[Stored entries]
──────────────────────────────

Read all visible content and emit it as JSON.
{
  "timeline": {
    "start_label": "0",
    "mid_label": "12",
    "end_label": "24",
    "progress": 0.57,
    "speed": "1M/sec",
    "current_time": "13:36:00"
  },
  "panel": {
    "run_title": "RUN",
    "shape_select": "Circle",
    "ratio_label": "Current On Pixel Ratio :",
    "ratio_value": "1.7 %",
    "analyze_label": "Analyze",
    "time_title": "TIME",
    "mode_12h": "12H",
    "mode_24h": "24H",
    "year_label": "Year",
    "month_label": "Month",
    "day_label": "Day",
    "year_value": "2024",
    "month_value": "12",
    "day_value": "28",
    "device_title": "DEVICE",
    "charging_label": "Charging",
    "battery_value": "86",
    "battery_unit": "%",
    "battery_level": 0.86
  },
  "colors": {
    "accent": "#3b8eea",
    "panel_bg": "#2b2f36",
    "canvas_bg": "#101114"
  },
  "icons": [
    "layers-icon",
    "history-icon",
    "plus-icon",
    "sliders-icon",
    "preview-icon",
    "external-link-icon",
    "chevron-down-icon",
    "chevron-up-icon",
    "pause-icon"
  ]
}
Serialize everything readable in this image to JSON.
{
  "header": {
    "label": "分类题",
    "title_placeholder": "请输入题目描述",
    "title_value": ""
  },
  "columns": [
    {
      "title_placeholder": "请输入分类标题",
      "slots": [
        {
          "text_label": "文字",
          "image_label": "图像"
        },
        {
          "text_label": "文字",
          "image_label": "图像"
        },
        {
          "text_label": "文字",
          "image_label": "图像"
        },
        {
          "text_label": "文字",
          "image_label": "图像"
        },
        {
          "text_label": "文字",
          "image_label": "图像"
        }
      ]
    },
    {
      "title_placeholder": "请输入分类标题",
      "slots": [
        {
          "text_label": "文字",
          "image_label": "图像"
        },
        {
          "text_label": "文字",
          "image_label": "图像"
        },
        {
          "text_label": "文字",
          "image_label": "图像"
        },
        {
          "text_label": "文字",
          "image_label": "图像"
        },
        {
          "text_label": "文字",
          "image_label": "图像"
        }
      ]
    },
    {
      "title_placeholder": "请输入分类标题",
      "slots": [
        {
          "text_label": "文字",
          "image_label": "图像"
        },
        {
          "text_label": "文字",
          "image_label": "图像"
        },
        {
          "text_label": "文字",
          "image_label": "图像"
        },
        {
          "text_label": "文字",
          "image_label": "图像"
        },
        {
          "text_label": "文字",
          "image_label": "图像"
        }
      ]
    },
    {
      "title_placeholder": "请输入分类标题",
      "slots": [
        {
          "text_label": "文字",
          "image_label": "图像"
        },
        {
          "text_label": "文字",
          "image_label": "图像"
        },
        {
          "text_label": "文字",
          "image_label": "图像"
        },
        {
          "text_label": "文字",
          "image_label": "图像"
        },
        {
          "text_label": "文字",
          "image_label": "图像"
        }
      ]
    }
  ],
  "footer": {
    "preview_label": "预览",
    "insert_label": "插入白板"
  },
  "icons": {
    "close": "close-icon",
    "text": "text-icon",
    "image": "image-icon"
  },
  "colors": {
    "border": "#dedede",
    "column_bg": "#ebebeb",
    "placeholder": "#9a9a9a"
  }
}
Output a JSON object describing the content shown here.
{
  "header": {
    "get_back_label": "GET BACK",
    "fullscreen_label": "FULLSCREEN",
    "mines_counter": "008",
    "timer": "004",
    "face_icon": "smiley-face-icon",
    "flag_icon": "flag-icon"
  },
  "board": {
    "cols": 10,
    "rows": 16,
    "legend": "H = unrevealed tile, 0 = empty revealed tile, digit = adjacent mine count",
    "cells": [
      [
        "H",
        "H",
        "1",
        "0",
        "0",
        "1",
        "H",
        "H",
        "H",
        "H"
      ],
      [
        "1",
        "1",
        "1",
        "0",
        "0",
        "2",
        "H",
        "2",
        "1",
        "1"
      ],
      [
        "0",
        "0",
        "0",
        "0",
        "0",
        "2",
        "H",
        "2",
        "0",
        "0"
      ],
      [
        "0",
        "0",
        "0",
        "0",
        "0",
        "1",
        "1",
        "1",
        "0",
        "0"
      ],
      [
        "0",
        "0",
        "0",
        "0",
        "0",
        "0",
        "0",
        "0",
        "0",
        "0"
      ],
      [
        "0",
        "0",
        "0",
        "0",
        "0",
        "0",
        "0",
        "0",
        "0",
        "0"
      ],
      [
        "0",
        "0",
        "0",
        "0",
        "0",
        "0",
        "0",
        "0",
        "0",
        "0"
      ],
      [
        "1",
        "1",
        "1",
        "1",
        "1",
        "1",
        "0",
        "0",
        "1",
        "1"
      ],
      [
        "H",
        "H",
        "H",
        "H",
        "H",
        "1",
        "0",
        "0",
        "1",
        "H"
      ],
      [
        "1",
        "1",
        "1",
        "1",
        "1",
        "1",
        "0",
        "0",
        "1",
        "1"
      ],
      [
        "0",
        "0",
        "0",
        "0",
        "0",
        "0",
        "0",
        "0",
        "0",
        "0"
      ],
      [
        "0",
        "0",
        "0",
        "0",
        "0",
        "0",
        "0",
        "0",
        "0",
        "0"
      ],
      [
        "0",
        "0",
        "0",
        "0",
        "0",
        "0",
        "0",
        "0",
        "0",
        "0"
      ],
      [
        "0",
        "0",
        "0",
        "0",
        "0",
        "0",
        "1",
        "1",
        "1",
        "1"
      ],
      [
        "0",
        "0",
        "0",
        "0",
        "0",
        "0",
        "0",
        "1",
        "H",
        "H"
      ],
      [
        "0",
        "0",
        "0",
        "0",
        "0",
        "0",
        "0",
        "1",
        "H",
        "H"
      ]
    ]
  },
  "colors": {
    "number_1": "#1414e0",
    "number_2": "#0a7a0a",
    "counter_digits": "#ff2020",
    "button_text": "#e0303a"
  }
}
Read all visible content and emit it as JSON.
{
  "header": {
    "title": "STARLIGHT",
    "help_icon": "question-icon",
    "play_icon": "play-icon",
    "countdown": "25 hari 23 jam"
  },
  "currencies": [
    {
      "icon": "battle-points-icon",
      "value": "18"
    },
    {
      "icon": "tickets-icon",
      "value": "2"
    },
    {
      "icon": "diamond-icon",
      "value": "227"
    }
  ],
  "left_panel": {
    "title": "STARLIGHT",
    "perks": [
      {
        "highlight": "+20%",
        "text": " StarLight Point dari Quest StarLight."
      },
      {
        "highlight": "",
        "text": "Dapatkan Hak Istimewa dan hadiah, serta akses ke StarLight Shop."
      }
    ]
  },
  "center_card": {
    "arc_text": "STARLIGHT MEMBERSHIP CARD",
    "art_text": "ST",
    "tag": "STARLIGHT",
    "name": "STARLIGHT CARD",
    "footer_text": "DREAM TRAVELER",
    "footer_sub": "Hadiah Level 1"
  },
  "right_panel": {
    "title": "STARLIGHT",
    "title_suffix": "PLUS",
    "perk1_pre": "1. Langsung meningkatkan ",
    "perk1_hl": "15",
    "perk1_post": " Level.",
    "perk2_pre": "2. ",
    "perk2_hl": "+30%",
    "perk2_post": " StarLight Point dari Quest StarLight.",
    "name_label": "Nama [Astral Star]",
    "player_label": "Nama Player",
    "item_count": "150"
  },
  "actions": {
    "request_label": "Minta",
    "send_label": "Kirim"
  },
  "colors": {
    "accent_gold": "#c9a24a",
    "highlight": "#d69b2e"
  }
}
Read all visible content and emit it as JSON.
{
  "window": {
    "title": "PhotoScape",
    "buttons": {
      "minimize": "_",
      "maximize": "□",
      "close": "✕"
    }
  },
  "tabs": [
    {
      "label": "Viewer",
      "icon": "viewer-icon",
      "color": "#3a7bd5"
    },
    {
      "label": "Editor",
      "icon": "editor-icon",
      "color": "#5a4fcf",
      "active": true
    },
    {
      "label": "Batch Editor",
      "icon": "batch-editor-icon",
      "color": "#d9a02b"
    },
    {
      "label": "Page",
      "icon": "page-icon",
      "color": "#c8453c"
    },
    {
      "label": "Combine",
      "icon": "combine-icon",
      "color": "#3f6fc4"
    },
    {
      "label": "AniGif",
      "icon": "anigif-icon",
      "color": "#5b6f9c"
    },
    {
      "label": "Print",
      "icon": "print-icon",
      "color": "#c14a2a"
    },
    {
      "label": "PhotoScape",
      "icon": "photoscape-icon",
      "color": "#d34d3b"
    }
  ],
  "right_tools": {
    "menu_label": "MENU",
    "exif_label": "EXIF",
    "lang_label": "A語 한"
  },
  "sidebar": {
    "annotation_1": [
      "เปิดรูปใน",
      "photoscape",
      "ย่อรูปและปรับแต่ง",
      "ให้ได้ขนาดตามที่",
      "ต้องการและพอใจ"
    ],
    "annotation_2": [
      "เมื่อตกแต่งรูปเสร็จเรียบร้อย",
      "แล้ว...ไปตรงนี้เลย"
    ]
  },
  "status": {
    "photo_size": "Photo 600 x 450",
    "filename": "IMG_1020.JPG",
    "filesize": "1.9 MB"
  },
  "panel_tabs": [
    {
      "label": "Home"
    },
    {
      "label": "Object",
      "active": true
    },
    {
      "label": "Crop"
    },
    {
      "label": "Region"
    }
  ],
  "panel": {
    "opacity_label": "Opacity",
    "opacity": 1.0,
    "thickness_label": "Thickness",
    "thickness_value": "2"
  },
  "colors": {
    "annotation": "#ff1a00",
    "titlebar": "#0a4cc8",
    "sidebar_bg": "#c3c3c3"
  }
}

──────────────────────────────

* _Goal of the exercise_: State, as a bare number, how many lines of the listing hold the word "dari".

* _Finished answer_: 2